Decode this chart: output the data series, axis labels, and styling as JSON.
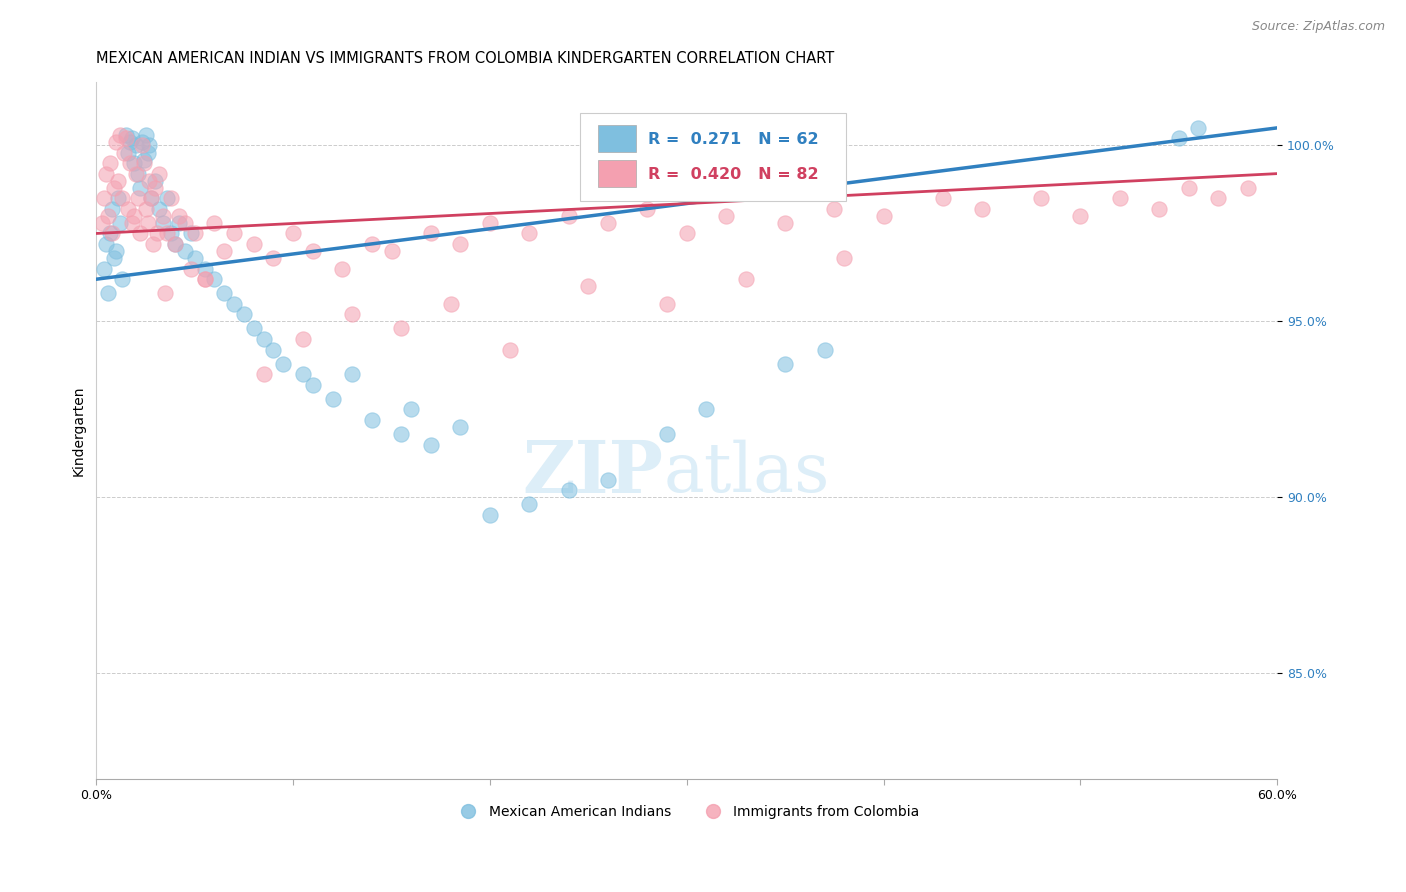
{
  "title": "MEXICAN AMERICAN INDIAN VS IMMIGRANTS FROM COLOMBIA KINDERGARTEN CORRELATION CHART",
  "source": "Source: ZipAtlas.com",
  "ylabel": "Kindergarten",
  "legend_blue_label": "Mexican American Indians",
  "legend_pink_label": "Immigrants from Colombia",
  "legend_blue_R": "0.271",
  "legend_blue_N": "62",
  "legend_pink_R": "0.420",
  "legend_pink_N": "82",
  "blue_color": "#7fbfdf",
  "pink_color": "#f4a0b0",
  "blue_line_color": "#3080c0",
  "pink_line_color": "#d04060",
  "background_color": "#ffffff",
  "watermark_color": "#ddeef8",
  "xmin": 0.0,
  "xmax": 60.0,
  "ymin": 82.0,
  "ymax": 101.8,
  "yticks": [
    100.0,
    95.0,
    90.0,
    85.0
  ],
  "xtick_positions": [
    0.0,
    10.0,
    20.0,
    30.0,
    40.0,
    50.0,
    60.0
  ],
  "blue_points_x": [
    0.4,
    0.5,
    0.6,
    0.7,
    0.8,
    0.9,
    1.0,
    1.1,
    1.2,
    1.3,
    1.5,
    1.6,
    1.7,
    1.8,
    1.9,
    2.0,
    2.1,
    2.2,
    2.3,
    2.4,
    2.5,
    2.6,
    2.7,
    2.8,
    3.0,
    3.2,
    3.4,
    3.6,
    3.8,
    4.0,
    4.2,
    4.5,
    4.8,
    5.0,
    5.5,
    6.0,
    6.5,
    7.0,
    7.5,
    8.0,
    8.5,
    9.0,
    9.5,
    10.5,
    11.0,
    12.0,
    13.0,
    14.0,
    15.5,
    16.0,
    17.0,
    18.5,
    20.0,
    22.0,
    24.0,
    26.0,
    29.0,
    31.0,
    35.0,
    37.0,
    55.0,
    56.0
  ],
  "blue_points_y": [
    96.5,
    97.2,
    95.8,
    97.5,
    98.2,
    96.8,
    97.0,
    98.5,
    97.8,
    96.2,
    100.3,
    99.8,
    100.1,
    100.2,
    99.5,
    100.0,
    99.2,
    98.8,
    100.1,
    99.6,
    100.3,
    99.8,
    100.0,
    98.5,
    99.0,
    98.2,
    97.8,
    98.5,
    97.5,
    97.2,
    97.8,
    97.0,
    97.5,
    96.8,
    96.5,
    96.2,
    95.8,
    95.5,
    95.2,
    94.8,
    94.5,
    94.2,
    93.8,
    93.5,
    93.2,
    92.8,
    93.5,
    92.2,
    91.8,
    92.5,
    91.5,
    92.0,
    89.5,
    89.8,
    90.2,
    90.5,
    91.8,
    92.5,
    93.8,
    94.2,
    100.2,
    100.5
  ],
  "pink_points_x": [
    0.3,
    0.4,
    0.5,
    0.6,
    0.7,
    0.8,
    0.9,
    1.0,
    1.1,
    1.2,
    1.3,
    1.4,
    1.5,
    1.6,
    1.7,
    1.8,
    1.9,
    2.0,
    2.1,
    2.2,
    2.3,
    2.4,
    2.5,
    2.6,
    2.7,
    2.8,
    2.9,
    3.0,
    3.1,
    3.2,
    3.4,
    3.6,
    3.8,
    4.0,
    4.2,
    4.5,
    4.8,
    5.0,
    5.5,
    6.0,
    6.5,
    7.0,
    8.0,
    9.0,
    10.0,
    11.0,
    12.5,
    14.0,
    15.0,
    17.0,
    18.5,
    20.0,
    22.0,
    24.0,
    26.0,
    28.0,
    30.0,
    32.0,
    35.0,
    37.5,
    40.0,
    43.0,
    45.0,
    48.0,
    50.0,
    52.0,
    54.0,
    55.5,
    57.0,
    58.5,
    3.5,
    5.5,
    8.5,
    10.5,
    13.0,
    15.5,
    18.0,
    21.0,
    25.0,
    29.0,
    33.0,
    38.0
  ],
  "pink_points_y": [
    97.8,
    98.5,
    99.2,
    98.0,
    99.5,
    97.5,
    98.8,
    100.1,
    99.0,
    100.3,
    98.5,
    99.8,
    100.2,
    98.2,
    99.5,
    97.8,
    98.0,
    99.2,
    98.5,
    97.5,
    100.0,
    99.5,
    98.2,
    97.8,
    99.0,
    98.5,
    97.2,
    98.8,
    97.5,
    99.2,
    98.0,
    97.5,
    98.5,
    97.2,
    98.0,
    97.8,
    96.5,
    97.5,
    96.2,
    97.8,
    97.0,
    97.5,
    97.2,
    96.8,
    97.5,
    97.0,
    96.5,
    97.2,
    97.0,
    97.5,
    97.2,
    97.8,
    97.5,
    98.0,
    97.8,
    98.2,
    97.5,
    98.0,
    97.8,
    98.2,
    98.0,
    98.5,
    98.2,
    98.5,
    98.0,
    98.5,
    98.2,
    98.8,
    98.5,
    98.8,
    95.8,
    96.2,
    93.5,
    94.5,
    95.2,
    94.8,
    95.5,
    94.2,
    96.0,
    95.5,
    96.2,
    96.8
  ],
  "blue_trend_x": [
    0.0,
    60.0
  ],
  "blue_trend_y": [
    96.2,
    100.5
  ],
  "pink_trend_x": [
    0.0,
    60.0
  ],
  "pink_trend_y": [
    97.5,
    99.2
  ],
  "title_fontsize": 10.5,
  "axis_label_fontsize": 10,
  "tick_fontsize": 9,
  "source_fontsize": 9,
  "watermark_fontsize": 52,
  "marker_size": 11
}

--------------------

Task objective:
Every line above should be returned exactly; the pictures stay out.

Result of this exercise:
Decode this chart: output the data series, axis labels, and styling as JSON.
{
  "title": "MEXICAN AMERICAN INDIAN VS IMMIGRANTS FROM COLOMBIA KINDERGARTEN CORRELATION CHART",
  "source": "Source: ZipAtlas.com",
  "ylabel": "Kindergarten",
  "legend_blue_label": "Mexican American Indians",
  "legend_pink_label": "Immigrants from Colombia",
  "legend_blue_R": "0.271",
  "legend_blue_N": "62",
  "legend_pink_R": "0.420",
  "legend_pink_N": "82",
  "blue_color": "#7fbfdf",
  "pink_color": "#f4a0b0",
  "blue_line_color": "#3080c0",
  "pink_line_color": "#d04060",
  "background_color": "#ffffff",
  "watermark_color": "#ddeef8",
  "xmin": 0.0,
  "xmax": 60.0,
  "ymin": 82.0,
  "ymax": 101.8,
  "yticks": [
    100.0,
    95.0,
    90.0,
    85.0
  ],
  "xtick_positions": [
    0.0,
    10.0,
    20.0,
    30.0,
    40.0,
    50.0,
    60.0
  ],
  "blue_points_x": [
    0.4,
    0.5,
    0.6,
    0.7,
    0.8,
    0.9,
    1.0,
    1.1,
    1.2,
    1.3,
    1.5,
    1.6,
    1.7,
    1.8,
    1.9,
    2.0,
    2.1,
    2.2,
    2.3,
    2.4,
    2.5,
    2.6,
    2.7,
    2.8,
    3.0,
    3.2,
    3.4,
    3.6,
    3.8,
    4.0,
    4.2,
    4.5,
    4.8,
    5.0,
    5.5,
    6.0,
    6.5,
    7.0,
    7.5,
    8.0,
    8.5,
    9.0,
    9.5,
    10.5,
    11.0,
    12.0,
    13.0,
    14.0,
    15.5,
    16.0,
    17.0,
    18.5,
    20.0,
    22.0,
    24.0,
    26.0,
    29.0,
    31.0,
    35.0,
    37.0,
    55.0,
    56.0
  ],
  "blue_points_y": [
    96.5,
    97.2,
    95.8,
    97.5,
    98.2,
    96.8,
    97.0,
    98.5,
    97.8,
    96.2,
    100.3,
    99.8,
    100.1,
    100.2,
    99.5,
    100.0,
    99.2,
    98.8,
    100.1,
    99.6,
    100.3,
    99.8,
    100.0,
    98.5,
    99.0,
    98.2,
    97.8,
    98.5,
    97.5,
    97.2,
    97.8,
    97.0,
    97.5,
    96.8,
    96.5,
    96.2,
    95.8,
    95.5,
    95.2,
    94.8,
    94.5,
    94.2,
    93.8,
    93.5,
    93.2,
    92.8,
    93.5,
    92.2,
    91.8,
    92.5,
    91.5,
    92.0,
    89.5,
    89.8,
    90.2,
    90.5,
    91.8,
    92.5,
    93.8,
    94.2,
    100.2,
    100.5
  ],
  "pink_points_x": [
    0.3,
    0.4,
    0.5,
    0.6,
    0.7,
    0.8,
    0.9,
    1.0,
    1.1,
    1.2,
    1.3,
    1.4,
    1.5,
    1.6,
    1.7,
    1.8,
    1.9,
    2.0,
    2.1,
    2.2,
    2.3,
    2.4,
    2.5,
    2.6,
    2.7,
    2.8,
    2.9,
    3.0,
    3.1,
    3.2,
    3.4,
    3.6,
    3.8,
    4.0,
    4.2,
    4.5,
    4.8,
    5.0,
    5.5,
    6.0,
    6.5,
    7.0,
    8.0,
    9.0,
    10.0,
    11.0,
    12.5,
    14.0,
    15.0,
    17.0,
    18.5,
    20.0,
    22.0,
    24.0,
    26.0,
    28.0,
    30.0,
    32.0,
    35.0,
    37.5,
    40.0,
    43.0,
    45.0,
    48.0,
    50.0,
    52.0,
    54.0,
    55.5,
    57.0,
    58.5,
    3.5,
    5.5,
    8.5,
    10.5,
    13.0,
    15.5,
    18.0,
    21.0,
    25.0,
    29.0,
    33.0,
    38.0
  ],
  "pink_points_y": [
    97.8,
    98.5,
    99.2,
    98.0,
    99.5,
    97.5,
    98.8,
    100.1,
    99.0,
    100.3,
    98.5,
    99.8,
    100.2,
    98.2,
    99.5,
    97.8,
    98.0,
    99.2,
    98.5,
    97.5,
    100.0,
    99.5,
    98.2,
    97.8,
    99.0,
    98.5,
    97.2,
    98.8,
    97.5,
    99.2,
    98.0,
    97.5,
    98.5,
    97.2,
    98.0,
    97.8,
    96.5,
    97.5,
    96.2,
    97.8,
    97.0,
    97.5,
    97.2,
    96.8,
    97.5,
    97.0,
    96.5,
    97.2,
    97.0,
    97.5,
    97.2,
    97.8,
    97.5,
    98.0,
    97.8,
    98.2,
    97.5,
    98.0,
    97.8,
    98.2,
    98.0,
    98.5,
    98.2,
    98.5,
    98.0,
    98.5,
    98.2,
    98.8,
    98.5,
    98.8,
    95.8,
    96.2,
    93.5,
    94.5,
    95.2,
    94.8,
    95.5,
    94.2,
    96.0,
    95.5,
    96.2,
    96.8
  ],
  "blue_trend_x": [
    0.0,
    60.0
  ],
  "blue_trend_y": [
    96.2,
    100.5
  ],
  "pink_trend_x": [
    0.0,
    60.0
  ],
  "pink_trend_y": [
    97.5,
    99.2
  ],
  "title_fontsize": 10.5,
  "axis_label_fontsize": 10,
  "tick_fontsize": 9,
  "source_fontsize": 9,
  "watermark_fontsize": 52,
  "marker_size": 11
}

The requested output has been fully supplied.